YOUR INSTRUCTIONS: Retype everything from the first of the rows down to the one containing "- award-cell: I miejsce: [33, 637, 191, 668]", including both of those rows, character for character.

======== ENTRIES

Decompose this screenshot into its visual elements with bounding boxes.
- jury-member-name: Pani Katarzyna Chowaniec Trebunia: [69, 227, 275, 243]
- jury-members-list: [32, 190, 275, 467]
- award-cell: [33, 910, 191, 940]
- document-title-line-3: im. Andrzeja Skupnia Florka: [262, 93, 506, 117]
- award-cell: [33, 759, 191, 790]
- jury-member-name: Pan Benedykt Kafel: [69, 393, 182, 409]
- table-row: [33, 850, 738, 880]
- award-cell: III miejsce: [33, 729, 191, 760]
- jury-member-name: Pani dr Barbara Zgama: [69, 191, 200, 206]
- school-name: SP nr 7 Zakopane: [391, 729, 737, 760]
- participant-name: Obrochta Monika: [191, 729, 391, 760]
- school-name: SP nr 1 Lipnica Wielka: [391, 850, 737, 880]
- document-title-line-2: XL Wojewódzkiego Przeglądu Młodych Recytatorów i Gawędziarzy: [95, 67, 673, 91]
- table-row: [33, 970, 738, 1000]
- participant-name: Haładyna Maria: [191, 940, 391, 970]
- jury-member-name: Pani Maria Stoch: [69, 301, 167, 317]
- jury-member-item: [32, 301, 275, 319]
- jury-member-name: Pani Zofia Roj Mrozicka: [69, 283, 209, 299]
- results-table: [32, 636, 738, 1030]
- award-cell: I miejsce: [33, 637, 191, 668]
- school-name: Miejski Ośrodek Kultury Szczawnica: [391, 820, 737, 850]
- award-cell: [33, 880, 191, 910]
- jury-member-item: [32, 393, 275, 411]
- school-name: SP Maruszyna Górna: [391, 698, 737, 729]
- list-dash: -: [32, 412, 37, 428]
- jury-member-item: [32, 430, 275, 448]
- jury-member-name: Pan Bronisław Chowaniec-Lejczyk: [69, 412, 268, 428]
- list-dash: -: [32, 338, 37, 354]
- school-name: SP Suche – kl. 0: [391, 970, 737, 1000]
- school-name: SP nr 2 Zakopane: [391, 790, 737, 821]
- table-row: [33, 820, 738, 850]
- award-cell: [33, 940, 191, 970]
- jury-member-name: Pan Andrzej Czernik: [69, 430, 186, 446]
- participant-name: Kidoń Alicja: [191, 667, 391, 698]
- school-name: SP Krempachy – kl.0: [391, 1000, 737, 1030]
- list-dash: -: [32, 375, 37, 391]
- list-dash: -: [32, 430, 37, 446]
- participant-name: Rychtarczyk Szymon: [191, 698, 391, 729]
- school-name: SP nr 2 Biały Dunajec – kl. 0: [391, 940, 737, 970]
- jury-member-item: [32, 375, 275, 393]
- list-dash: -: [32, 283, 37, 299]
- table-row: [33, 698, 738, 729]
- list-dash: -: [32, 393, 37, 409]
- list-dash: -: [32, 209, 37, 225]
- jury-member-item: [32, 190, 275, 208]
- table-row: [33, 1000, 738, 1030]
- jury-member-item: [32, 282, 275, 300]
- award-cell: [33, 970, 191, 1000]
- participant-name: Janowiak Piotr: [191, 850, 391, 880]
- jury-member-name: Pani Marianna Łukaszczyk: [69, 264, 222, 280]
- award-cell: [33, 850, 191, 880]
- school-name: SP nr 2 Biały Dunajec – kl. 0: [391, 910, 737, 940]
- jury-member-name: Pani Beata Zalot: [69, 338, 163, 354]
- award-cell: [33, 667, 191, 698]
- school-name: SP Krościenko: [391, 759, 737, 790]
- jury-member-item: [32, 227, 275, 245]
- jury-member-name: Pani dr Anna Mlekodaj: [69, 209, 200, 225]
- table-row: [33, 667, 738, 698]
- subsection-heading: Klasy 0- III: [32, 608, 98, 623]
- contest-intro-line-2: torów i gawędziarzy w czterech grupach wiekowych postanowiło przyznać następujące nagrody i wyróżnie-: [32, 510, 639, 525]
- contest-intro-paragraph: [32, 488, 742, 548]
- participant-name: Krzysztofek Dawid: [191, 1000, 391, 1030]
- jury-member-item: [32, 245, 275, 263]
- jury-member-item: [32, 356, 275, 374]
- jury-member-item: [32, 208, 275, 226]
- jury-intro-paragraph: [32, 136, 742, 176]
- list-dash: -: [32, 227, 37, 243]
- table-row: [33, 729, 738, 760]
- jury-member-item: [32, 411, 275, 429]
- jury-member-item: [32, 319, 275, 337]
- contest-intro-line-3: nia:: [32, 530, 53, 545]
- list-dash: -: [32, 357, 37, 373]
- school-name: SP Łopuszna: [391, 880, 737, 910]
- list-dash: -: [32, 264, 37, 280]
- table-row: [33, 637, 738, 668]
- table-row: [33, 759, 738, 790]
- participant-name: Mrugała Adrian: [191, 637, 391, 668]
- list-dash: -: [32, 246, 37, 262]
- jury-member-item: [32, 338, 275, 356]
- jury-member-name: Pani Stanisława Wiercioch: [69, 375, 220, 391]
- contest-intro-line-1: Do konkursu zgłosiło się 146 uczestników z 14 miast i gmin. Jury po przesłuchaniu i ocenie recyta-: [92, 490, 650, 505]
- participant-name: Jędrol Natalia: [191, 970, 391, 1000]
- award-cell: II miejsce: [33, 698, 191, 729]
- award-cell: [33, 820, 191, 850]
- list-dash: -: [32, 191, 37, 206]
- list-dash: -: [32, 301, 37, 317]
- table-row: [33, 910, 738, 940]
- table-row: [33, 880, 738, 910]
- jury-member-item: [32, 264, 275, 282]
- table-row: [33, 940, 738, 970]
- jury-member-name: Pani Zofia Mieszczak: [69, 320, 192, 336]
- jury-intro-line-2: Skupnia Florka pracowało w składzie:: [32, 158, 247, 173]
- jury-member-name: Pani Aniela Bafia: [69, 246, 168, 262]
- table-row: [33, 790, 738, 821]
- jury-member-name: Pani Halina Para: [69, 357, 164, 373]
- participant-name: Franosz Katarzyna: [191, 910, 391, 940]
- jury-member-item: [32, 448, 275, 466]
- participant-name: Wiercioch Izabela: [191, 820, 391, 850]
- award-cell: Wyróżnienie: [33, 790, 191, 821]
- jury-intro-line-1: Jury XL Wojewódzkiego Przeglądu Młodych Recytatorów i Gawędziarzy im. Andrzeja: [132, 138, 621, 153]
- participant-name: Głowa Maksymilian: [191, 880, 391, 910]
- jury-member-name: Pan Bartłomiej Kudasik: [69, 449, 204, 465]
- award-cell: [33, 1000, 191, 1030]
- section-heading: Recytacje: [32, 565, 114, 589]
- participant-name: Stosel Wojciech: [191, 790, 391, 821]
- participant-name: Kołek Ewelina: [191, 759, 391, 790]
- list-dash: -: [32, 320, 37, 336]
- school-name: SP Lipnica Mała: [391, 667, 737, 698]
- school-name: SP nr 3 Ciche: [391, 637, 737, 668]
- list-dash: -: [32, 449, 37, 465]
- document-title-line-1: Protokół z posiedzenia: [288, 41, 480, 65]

================

RESPONSE TO THIS TASK:
Decompose this screenshot into its visual elements with bounding boxes.
- jury-member-name: Pani Katarzyna Chowaniec Trebunia: [69, 227, 275, 243]
- jury-members-list: [32, 190, 275, 467]
- award-cell: [33, 910, 191, 940]
- document-title-line-3: im. Andrzeja Skupnia Florka: [262, 93, 506, 117]
- award-cell: [33, 759, 191, 790]
- jury-member-name: Pan Benedykt Kafel: [69, 393, 182, 409]
- table-row: [33, 850, 738, 880]
- award-cell: III miejsce: [33, 729, 191, 760]
- jury-member-name: Pani dr Barbara Zgama: [69, 191, 200, 206]
- school-name: SP nr 7 Zakopane: [391, 729, 737, 760]
- participant-name: Obrochta Monika: [191, 729, 391, 760]
- school-name: SP nr 1 Lipnica Wielka: [391, 850, 737, 880]
- document-title-line-2: XL Wojewódzkiego Przeglądu Młodych Recytatorów i Gawędziarzy: [95, 67, 673, 91]
- table-row: [33, 970, 738, 1000]
- participant-name: Haładyna Maria: [191, 940, 391, 970]
- jury-member-name: Pani Maria Stoch: [69, 301, 167, 317]
- jury-member-item: [32, 301, 275, 319]
- jury-member-name: Pani Zofia Roj Mrozicka: [69, 283, 209, 299]
- results-table: [32, 636, 738, 1030]
- award-cell: I miejsce: [33, 637, 191, 668]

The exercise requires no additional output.